§ YOUR GOAL
List each line of the data that holds the word "title".

[Figure record listings]
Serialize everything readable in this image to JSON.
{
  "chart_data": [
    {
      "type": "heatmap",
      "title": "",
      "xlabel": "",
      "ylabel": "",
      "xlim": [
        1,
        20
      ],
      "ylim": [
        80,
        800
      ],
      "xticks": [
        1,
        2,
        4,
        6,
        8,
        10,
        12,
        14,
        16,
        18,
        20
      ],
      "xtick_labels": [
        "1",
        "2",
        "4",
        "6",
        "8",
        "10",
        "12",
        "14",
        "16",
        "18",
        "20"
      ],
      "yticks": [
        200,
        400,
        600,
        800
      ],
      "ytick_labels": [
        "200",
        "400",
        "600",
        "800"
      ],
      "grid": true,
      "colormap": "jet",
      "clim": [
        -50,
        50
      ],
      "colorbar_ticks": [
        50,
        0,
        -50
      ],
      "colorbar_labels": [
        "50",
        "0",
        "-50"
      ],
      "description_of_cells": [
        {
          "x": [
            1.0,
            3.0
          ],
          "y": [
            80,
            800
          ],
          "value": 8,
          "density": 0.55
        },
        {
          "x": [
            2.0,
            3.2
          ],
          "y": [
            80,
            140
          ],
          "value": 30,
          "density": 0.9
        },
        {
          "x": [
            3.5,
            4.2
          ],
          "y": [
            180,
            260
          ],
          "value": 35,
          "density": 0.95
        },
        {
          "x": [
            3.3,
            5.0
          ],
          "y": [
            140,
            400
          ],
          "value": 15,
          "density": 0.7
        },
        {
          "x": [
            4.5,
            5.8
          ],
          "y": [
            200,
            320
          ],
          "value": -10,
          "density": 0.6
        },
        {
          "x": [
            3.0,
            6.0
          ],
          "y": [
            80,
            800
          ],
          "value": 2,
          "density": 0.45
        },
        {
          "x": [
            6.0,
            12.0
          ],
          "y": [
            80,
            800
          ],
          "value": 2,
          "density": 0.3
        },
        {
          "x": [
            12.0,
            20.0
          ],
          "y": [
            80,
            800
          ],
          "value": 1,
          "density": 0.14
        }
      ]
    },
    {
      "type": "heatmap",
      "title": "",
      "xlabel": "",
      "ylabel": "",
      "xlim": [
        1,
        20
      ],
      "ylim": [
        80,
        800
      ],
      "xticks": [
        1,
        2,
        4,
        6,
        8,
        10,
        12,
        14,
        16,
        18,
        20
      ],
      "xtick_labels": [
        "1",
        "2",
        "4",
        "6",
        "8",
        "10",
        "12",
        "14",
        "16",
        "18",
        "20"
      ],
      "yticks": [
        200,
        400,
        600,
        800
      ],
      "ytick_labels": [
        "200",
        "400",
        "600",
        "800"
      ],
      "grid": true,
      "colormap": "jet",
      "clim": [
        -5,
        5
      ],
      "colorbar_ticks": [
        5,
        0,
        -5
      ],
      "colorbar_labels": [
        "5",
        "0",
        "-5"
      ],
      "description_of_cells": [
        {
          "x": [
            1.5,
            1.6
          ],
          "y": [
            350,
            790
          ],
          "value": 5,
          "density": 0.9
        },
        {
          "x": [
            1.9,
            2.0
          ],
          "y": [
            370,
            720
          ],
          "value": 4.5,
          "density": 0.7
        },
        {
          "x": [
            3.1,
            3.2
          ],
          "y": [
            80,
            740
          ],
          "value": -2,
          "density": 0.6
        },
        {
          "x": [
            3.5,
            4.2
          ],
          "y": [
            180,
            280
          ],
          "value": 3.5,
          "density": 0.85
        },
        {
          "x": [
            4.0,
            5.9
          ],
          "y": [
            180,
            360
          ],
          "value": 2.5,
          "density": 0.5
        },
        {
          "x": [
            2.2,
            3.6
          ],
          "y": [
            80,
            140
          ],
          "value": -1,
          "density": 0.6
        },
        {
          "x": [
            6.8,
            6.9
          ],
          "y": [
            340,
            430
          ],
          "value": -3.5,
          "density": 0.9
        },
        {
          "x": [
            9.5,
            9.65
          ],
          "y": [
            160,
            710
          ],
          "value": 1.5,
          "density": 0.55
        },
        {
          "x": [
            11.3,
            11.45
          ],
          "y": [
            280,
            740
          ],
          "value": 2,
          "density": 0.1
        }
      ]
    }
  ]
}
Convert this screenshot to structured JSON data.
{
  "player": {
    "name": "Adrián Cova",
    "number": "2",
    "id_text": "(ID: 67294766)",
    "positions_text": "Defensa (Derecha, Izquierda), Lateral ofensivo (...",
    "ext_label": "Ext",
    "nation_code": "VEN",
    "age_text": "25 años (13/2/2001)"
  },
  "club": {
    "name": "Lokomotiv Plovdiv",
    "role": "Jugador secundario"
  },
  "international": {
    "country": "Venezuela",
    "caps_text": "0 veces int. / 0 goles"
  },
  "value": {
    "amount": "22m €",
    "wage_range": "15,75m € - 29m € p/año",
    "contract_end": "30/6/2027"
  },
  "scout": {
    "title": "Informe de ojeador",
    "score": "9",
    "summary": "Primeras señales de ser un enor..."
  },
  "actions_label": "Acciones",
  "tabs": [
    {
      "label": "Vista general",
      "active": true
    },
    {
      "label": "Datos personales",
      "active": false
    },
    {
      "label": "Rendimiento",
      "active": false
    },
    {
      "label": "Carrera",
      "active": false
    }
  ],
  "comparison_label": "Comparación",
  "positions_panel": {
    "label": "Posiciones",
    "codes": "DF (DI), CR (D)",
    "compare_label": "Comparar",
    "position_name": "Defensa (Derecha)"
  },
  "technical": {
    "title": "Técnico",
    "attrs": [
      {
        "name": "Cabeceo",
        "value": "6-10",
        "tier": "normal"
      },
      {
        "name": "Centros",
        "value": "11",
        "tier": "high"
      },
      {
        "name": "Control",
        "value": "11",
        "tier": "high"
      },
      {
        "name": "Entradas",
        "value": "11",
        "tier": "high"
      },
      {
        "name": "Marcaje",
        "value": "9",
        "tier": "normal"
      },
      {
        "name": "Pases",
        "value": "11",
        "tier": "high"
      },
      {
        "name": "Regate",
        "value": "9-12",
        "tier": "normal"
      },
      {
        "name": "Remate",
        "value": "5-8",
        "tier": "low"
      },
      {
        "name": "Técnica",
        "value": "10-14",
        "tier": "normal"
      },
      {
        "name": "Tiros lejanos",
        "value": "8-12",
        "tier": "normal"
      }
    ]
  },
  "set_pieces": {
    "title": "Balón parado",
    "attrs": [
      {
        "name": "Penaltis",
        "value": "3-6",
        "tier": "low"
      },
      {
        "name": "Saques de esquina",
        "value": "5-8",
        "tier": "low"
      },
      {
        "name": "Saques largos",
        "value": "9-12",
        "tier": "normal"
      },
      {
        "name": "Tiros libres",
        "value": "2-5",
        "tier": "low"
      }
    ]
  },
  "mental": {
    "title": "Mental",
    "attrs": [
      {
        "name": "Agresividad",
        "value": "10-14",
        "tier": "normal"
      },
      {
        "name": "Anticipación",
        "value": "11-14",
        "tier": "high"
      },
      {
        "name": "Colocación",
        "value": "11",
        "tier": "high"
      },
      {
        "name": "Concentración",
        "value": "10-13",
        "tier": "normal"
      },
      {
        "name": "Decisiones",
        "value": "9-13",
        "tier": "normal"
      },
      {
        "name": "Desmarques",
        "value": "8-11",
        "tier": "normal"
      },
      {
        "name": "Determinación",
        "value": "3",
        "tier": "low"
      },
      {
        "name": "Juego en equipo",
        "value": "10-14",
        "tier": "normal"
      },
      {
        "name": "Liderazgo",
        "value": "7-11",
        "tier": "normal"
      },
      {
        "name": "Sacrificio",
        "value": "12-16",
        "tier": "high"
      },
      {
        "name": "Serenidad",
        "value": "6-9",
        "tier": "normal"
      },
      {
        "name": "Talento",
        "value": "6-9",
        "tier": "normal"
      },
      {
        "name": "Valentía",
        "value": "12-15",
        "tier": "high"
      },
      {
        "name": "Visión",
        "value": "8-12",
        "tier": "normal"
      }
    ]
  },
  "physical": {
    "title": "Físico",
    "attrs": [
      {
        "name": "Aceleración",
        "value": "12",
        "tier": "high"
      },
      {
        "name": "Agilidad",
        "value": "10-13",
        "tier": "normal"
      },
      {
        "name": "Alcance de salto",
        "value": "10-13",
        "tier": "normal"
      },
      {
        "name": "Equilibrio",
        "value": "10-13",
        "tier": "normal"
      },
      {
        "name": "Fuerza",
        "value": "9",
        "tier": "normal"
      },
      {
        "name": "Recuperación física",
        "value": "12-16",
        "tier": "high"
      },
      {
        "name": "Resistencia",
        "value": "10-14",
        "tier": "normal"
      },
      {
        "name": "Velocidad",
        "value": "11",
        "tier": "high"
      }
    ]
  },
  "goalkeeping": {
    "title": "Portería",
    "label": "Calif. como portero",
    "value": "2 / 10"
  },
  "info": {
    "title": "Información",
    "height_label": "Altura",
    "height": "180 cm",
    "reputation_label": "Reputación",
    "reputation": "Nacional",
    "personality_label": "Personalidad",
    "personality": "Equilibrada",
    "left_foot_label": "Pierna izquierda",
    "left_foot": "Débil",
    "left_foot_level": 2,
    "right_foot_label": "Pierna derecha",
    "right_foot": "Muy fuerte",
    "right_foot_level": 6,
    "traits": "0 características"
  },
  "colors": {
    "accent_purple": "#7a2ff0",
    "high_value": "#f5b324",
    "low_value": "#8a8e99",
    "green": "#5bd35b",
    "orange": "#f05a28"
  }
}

§ ANSWER TO THIS TASK
      "title": "",
      "title": "",
    "title": "Informe de ojeador",
    "title": "Técnico",
    "title": "Balón parado",
    "title": "Mental",
    "title": "Físico",
    "title": "Portería",
    "title": "Información",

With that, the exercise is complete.